[BEGIN Entries]
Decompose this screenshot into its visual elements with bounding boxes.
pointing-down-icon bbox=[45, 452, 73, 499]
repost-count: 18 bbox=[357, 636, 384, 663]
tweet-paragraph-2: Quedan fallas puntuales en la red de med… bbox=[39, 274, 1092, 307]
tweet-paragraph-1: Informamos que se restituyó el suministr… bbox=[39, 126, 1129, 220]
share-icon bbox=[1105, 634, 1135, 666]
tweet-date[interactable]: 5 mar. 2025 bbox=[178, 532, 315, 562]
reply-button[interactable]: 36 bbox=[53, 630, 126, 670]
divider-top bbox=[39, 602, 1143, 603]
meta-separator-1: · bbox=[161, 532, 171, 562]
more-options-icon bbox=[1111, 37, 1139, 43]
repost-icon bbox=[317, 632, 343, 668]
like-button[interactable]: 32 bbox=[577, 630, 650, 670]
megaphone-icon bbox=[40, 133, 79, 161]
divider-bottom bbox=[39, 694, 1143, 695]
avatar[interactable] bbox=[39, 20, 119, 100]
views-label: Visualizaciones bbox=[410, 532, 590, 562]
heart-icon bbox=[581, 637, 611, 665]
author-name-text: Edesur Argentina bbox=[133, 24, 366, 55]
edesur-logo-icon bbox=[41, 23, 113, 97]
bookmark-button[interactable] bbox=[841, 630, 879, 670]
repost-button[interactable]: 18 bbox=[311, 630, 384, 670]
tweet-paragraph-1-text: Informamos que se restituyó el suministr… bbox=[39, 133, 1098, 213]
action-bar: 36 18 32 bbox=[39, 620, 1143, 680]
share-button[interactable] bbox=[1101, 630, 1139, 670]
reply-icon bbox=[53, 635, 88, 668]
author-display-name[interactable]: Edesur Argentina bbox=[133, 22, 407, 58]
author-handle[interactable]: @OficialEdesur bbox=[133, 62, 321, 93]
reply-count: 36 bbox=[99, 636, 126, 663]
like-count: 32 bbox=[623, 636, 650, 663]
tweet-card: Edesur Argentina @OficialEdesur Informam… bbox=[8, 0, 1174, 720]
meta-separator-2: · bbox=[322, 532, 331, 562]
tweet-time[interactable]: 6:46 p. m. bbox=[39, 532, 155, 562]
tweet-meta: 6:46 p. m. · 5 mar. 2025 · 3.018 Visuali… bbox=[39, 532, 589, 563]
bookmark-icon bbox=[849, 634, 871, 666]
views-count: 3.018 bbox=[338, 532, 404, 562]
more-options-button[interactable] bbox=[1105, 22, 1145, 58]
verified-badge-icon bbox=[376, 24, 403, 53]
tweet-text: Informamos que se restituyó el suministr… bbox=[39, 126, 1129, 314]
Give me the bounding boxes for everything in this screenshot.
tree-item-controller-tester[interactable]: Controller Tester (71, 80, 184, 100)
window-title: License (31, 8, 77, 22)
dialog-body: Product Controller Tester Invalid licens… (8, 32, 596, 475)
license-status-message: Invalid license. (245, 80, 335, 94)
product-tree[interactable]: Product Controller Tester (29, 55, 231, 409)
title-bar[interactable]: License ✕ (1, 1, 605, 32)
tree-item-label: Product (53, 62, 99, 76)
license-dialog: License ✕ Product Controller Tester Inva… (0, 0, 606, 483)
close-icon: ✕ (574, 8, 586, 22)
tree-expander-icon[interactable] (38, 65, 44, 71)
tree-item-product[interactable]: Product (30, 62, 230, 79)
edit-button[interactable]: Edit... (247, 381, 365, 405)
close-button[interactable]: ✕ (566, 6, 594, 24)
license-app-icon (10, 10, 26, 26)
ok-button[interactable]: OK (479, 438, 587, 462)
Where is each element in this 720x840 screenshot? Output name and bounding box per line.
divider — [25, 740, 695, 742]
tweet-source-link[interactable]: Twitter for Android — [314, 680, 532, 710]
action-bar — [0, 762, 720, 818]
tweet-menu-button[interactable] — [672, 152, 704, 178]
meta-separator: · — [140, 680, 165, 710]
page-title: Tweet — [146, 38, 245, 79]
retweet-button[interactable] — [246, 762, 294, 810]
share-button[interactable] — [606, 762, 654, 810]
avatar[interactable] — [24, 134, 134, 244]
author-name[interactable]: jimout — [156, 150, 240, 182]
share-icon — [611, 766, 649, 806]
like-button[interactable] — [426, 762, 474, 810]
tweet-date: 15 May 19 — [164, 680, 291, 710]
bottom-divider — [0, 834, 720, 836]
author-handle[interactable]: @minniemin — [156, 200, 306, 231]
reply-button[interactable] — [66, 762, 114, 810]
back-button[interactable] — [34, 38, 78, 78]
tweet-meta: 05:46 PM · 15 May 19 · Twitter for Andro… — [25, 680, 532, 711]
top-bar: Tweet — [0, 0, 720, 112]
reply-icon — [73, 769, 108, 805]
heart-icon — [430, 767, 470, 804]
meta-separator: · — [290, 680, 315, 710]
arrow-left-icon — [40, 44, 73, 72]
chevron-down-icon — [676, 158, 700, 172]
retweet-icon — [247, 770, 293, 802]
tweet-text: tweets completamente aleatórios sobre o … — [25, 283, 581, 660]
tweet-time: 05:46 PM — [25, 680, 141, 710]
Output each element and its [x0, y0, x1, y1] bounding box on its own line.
[END Entries]
[BEGIN Entries]
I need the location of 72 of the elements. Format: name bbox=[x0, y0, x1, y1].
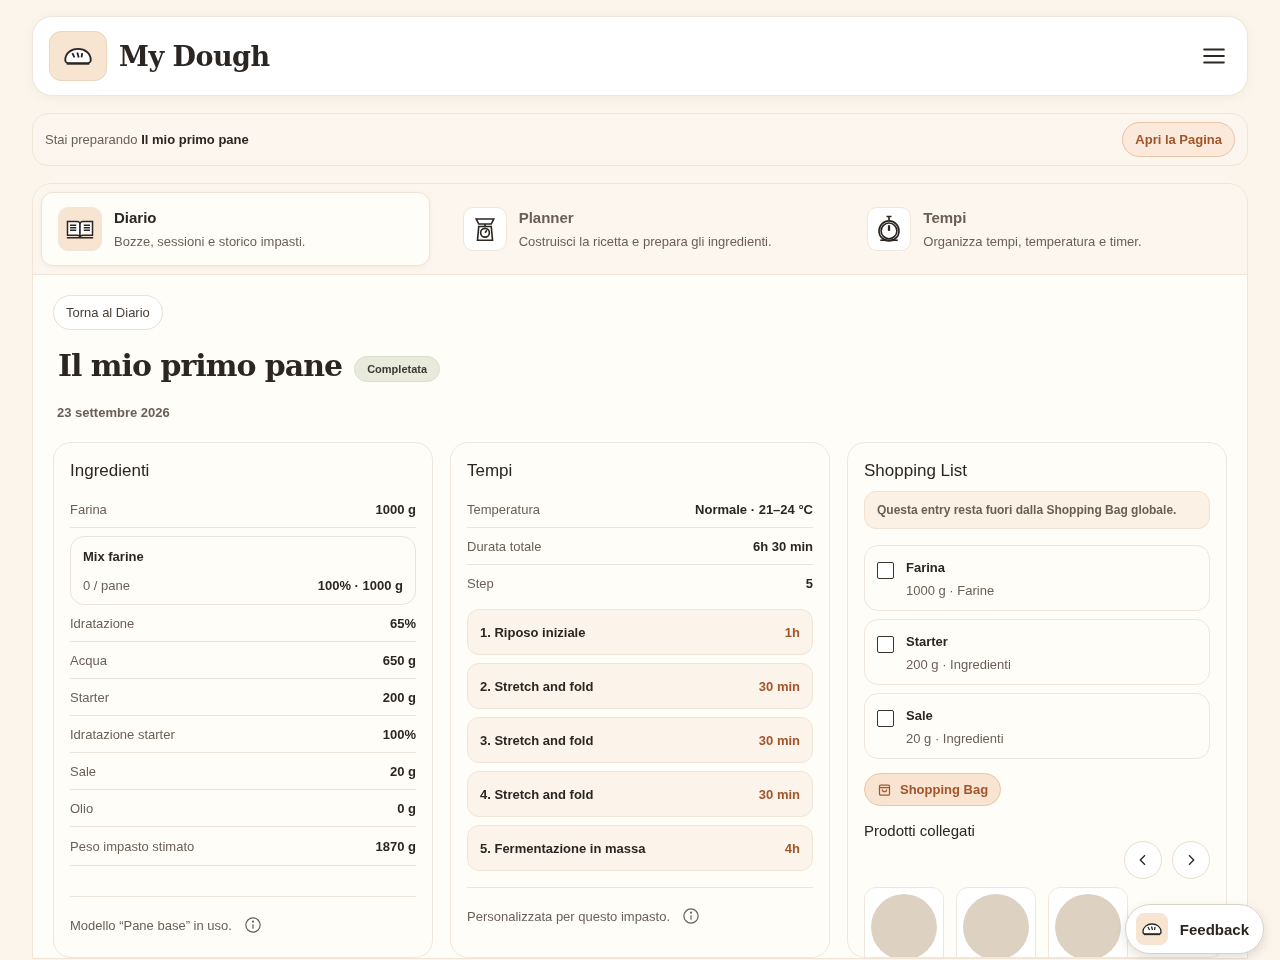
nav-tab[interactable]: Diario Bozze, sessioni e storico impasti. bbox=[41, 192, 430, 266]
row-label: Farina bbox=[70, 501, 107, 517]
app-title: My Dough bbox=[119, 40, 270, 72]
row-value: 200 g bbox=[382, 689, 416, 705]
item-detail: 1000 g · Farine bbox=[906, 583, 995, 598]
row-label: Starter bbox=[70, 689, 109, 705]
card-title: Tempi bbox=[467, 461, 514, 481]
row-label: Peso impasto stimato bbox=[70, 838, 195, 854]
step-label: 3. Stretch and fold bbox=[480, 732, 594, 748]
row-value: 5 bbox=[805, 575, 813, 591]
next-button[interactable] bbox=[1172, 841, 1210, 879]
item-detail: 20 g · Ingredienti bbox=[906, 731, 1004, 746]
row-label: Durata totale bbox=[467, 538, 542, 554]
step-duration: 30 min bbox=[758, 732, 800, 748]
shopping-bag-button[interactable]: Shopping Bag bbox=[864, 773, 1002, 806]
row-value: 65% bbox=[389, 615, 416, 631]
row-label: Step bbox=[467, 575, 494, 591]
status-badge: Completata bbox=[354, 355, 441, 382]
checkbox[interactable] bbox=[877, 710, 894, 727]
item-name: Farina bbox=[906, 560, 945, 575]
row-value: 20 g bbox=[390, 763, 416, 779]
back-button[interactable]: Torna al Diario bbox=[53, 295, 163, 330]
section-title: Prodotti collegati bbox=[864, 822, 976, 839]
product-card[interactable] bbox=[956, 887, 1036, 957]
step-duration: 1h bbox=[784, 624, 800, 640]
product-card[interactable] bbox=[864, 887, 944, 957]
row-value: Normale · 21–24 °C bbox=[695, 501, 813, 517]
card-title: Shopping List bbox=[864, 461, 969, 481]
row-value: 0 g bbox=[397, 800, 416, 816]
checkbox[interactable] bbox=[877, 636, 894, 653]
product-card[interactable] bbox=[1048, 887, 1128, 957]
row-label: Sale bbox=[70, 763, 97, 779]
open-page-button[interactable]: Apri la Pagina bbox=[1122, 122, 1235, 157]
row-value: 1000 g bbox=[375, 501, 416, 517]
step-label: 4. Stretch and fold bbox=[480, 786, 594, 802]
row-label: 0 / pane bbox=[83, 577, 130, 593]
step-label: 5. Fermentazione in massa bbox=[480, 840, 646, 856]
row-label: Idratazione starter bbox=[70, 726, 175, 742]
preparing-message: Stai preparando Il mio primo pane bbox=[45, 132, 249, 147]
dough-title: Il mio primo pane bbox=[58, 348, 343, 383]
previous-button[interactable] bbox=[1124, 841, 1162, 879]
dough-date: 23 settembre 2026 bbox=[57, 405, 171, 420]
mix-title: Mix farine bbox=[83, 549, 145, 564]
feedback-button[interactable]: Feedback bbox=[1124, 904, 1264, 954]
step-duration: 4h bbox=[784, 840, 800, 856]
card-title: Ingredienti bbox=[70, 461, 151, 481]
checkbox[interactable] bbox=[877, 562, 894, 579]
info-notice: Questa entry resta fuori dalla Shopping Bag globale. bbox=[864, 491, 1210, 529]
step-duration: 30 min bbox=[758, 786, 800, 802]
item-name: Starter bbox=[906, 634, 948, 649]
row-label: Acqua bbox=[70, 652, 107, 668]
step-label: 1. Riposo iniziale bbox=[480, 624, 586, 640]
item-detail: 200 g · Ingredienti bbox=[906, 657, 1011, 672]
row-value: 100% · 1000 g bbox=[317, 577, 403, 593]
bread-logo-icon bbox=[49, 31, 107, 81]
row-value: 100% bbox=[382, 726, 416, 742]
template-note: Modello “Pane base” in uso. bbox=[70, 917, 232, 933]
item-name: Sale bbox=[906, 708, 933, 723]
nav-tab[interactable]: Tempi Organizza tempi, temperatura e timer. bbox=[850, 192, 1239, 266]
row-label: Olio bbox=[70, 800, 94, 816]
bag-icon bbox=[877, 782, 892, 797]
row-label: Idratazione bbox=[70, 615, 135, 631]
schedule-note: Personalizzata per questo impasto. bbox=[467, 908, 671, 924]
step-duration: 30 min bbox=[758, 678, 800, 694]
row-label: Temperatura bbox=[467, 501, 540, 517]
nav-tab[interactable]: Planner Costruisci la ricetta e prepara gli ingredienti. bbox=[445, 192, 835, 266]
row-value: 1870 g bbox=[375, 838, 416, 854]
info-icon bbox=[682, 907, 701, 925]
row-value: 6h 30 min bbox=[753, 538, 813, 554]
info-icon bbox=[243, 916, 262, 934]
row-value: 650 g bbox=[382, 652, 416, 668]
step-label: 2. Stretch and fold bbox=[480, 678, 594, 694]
[END Entries]
▶ Problem details:
Duplicate the data above, starting at the line that contains "Decompose this screenshot" and ending at the line that contains "tweet-paragraph-2: Quedan fallas", with both of those lines included.

▶ Exercise solution:
Decompose this screenshot into its visual elements with bounding boxes.
pointing-down-icon bbox=[45, 452, 73, 499]
repost-count: 18 bbox=[357, 636, 384, 663]
tweet-paragraph-2: Quedan fallas puntuales en la red de med… bbox=[39, 274, 1092, 307]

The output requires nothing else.